- Task objective -
How many lines in the entries below contain the string "series"? Reply with the number alone.

- Extracted information -
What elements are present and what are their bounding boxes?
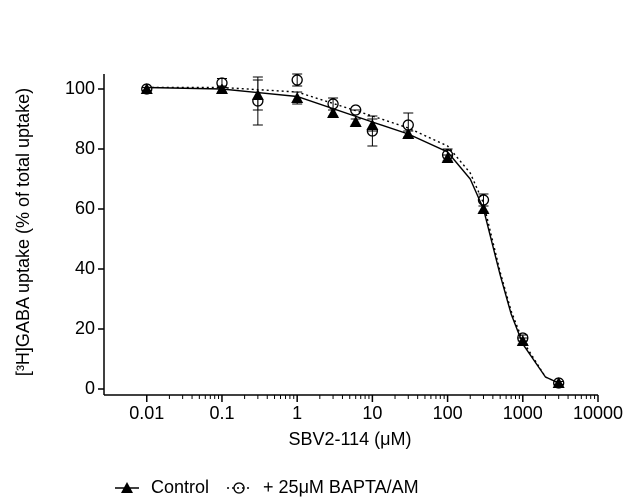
y-tick-label: 60	[75, 198, 95, 218]
data-point	[517, 332, 529, 344]
data-point	[252, 95, 264, 107]
data-point	[441, 149, 454, 161]
data-point	[350, 104, 362, 116]
y-tick-label: 20	[75, 318, 95, 338]
data-point	[327, 98, 339, 110]
legend-label: Control	[151, 477, 209, 497]
y-tick-label: 80	[75, 138, 95, 158]
x-tick-label: 0.01	[129, 403, 164, 423]
x-axis-label: SBV2-114 (μM)	[288, 429, 411, 449]
data-point	[553, 377, 565, 389]
x-tick-label: 0.1	[209, 403, 234, 423]
data-point	[366, 125, 379, 137]
x-tick-label: 100	[433, 403, 463, 423]
data-point	[402, 119, 414, 131]
fit-curve	[146, 86, 559, 384]
y-tick-label: 0	[85, 378, 95, 398]
x-tick-label: 10000	[573, 403, 623, 423]
data-point	[141, 83, 153, 95]
data-point	[291, 74, 303, 86]
legend-marker	[233, 482, 245, 494]
data-point	[216, 77, 228, 89]
data-point	[327, 107, 340, 118]
y-tick-label: 100	[65, 78, 95, 98]
x-tick-label: 1000	[503, 403, 543, 423]
data-point	[349, 116, 362, 127]
data-point	[291, 92, 304, 103]
x-tick-label: 10	[362, 403, 382, 423]
legend-marker	[121, 482, 133, 493]
y-axis-label: [³H]GABA uptake (% of total uptake)	[13, 88, 33, 376]
legend-label: + 25μM BAPTA/AM	[263, 477, 419, 497]
data-point	[477, 203, 490, 214]
y-tick-label: 40	[75, 258, 95, 278]
fit-curve	[146, 86, 559, 384]
data-point	[477, 194, 490, 206]
x-tick-label: 1	[292, 403, 302, 423]
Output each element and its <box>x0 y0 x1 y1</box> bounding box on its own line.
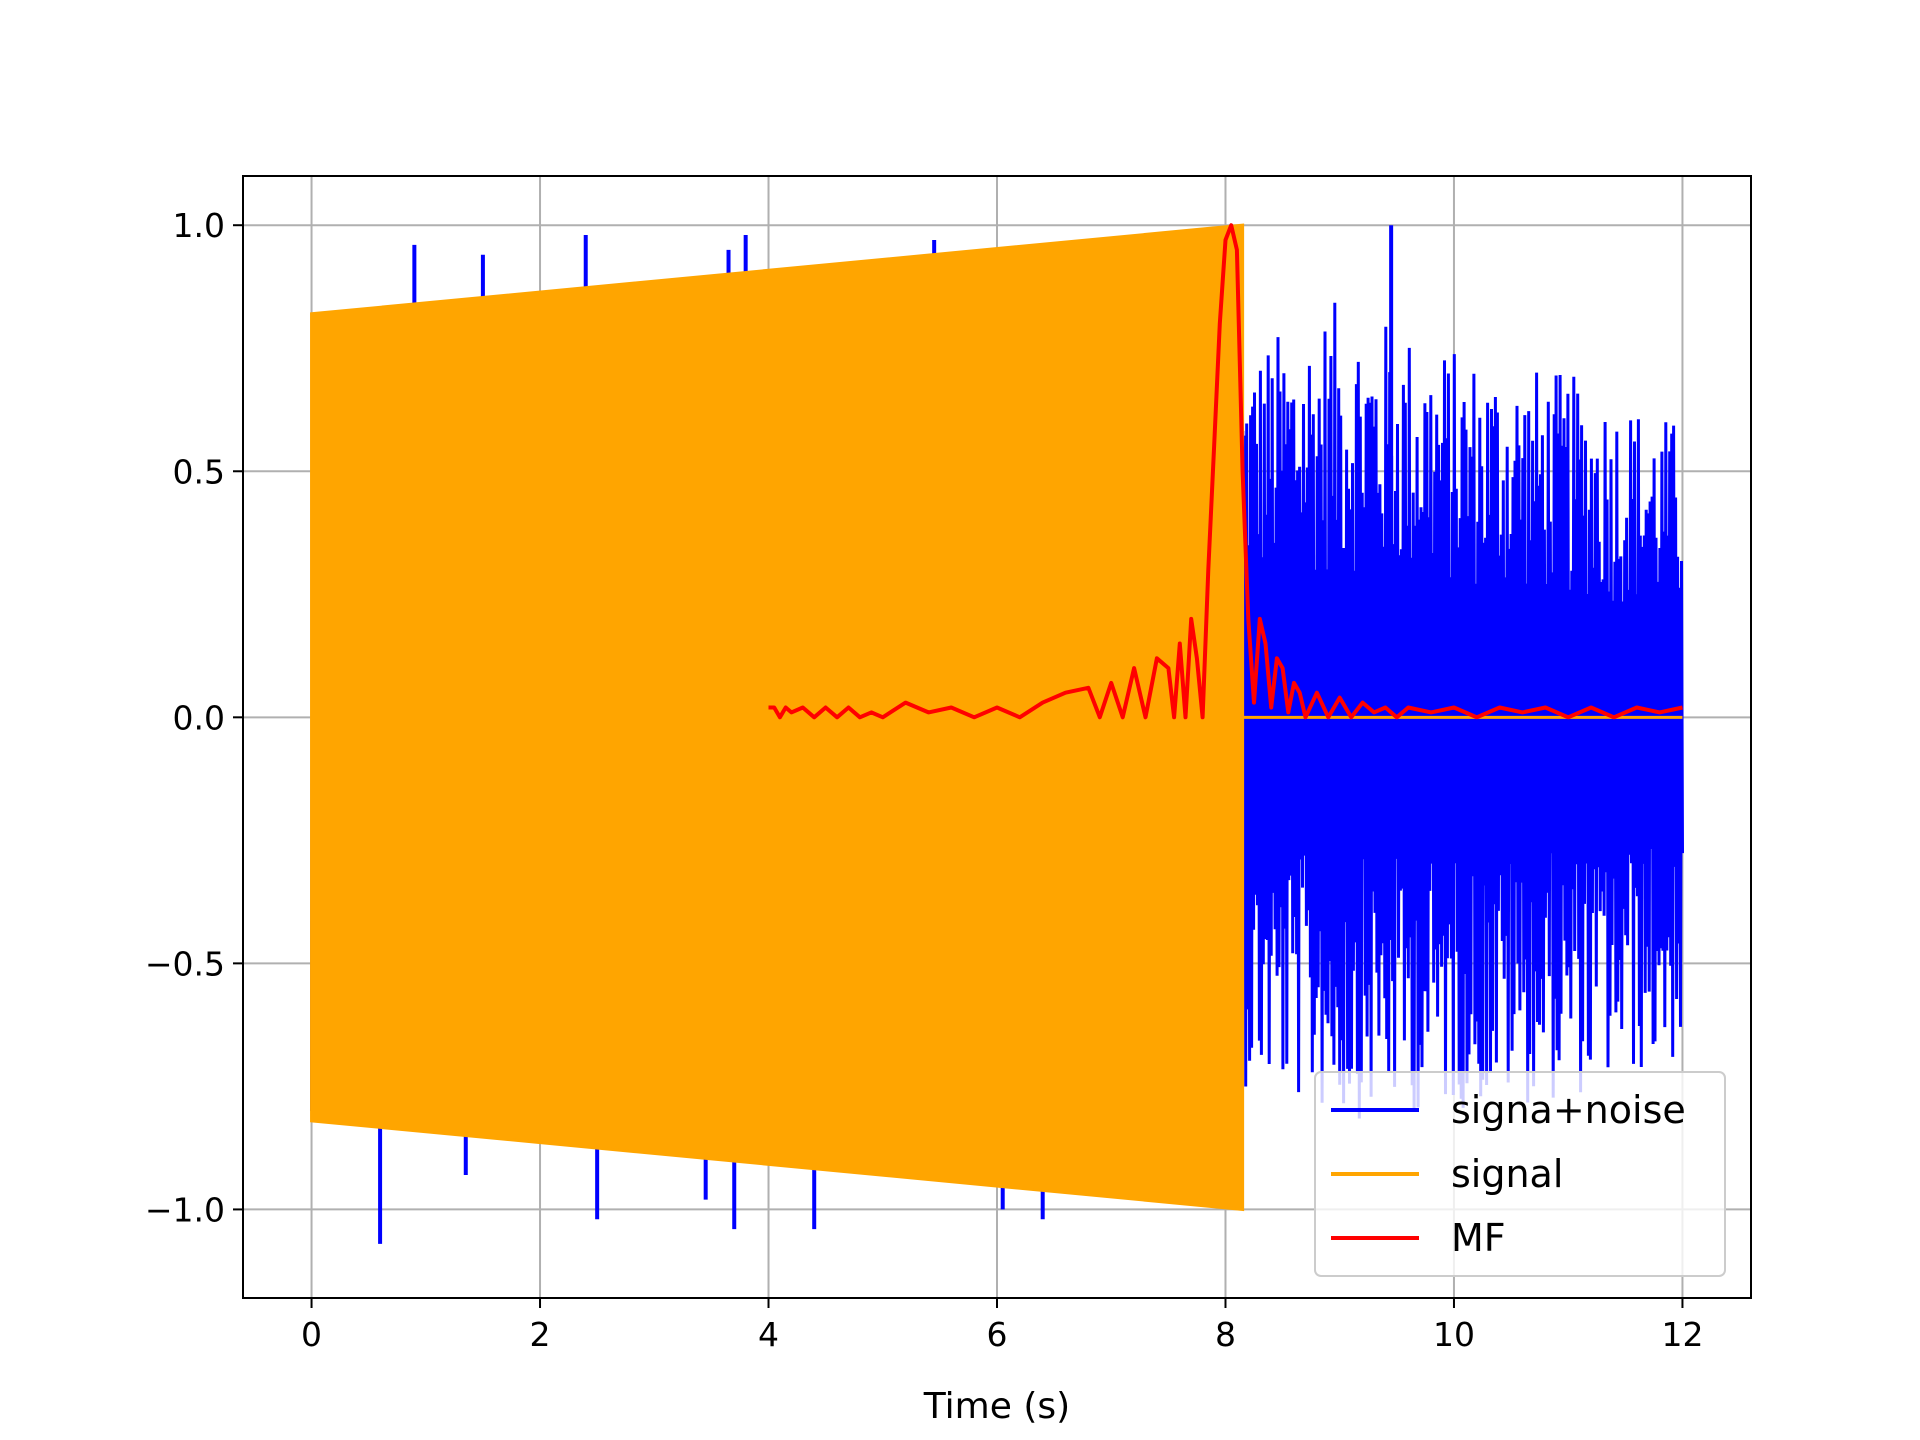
legend-label: signal <box>1451 1152 1563 1196</box>
x-tick-label: 4 <box>758 1315 779 1354</box>
plot-area: 0 2 4 6 8 10 12 −1.0 −0.5 0.0 0.5 1.0 <box>145 175 1752 1354</box>
x-tick-label: 10 <box>1433 1315 1475 1354</box>
series-area-signal <box>310 223 1245 1212</box>
y-tick-label: −0.5 <box>145 944 225 983</box>
x-tick-label: 0 <box>301 1315 322 1354</box>
x-tick-label: 6 <box>987 1315 1008 1354</box>
legend-box <box>1314 1071 1726 1277</box>
x-axis-label: Time (s) <box>923 1386 1070 1427</box>
y-tick-label: 0.5 <box>173 452 225 491</box>
series-layer <box>310 223 1684 1244</box>
x-tick-label: 12 <box>1661 1315 1703 1354</box>
y-tick-label: 1.0 <box>173 206 225 245</box>
legend: signa+noise signal MF <box>1314 1071 1726 1277</box>
ticks: 0 2 4 6 8 10 12 −1.0 −0.5 0.0 0.5 1.0 <box>145 206 1704 1354</box>
legend-label: signa+noise <box>1451 1088 1686 1132</box>
x-tick-label: 2 <box>530 1315 551 1354</box>
legend-label: MF <box>1451 1216 1506 1260</box>
x-tick-label: 8 <box>1215 1315 1236 1354</box>
series-line-mf <box>768 223 1683 720</box>
y-tick-label: −1.0 <box>145 1190 225 1229</box>
y-tick-label: 0.0 <box>173 698 225 737</box>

- Exercise result -
3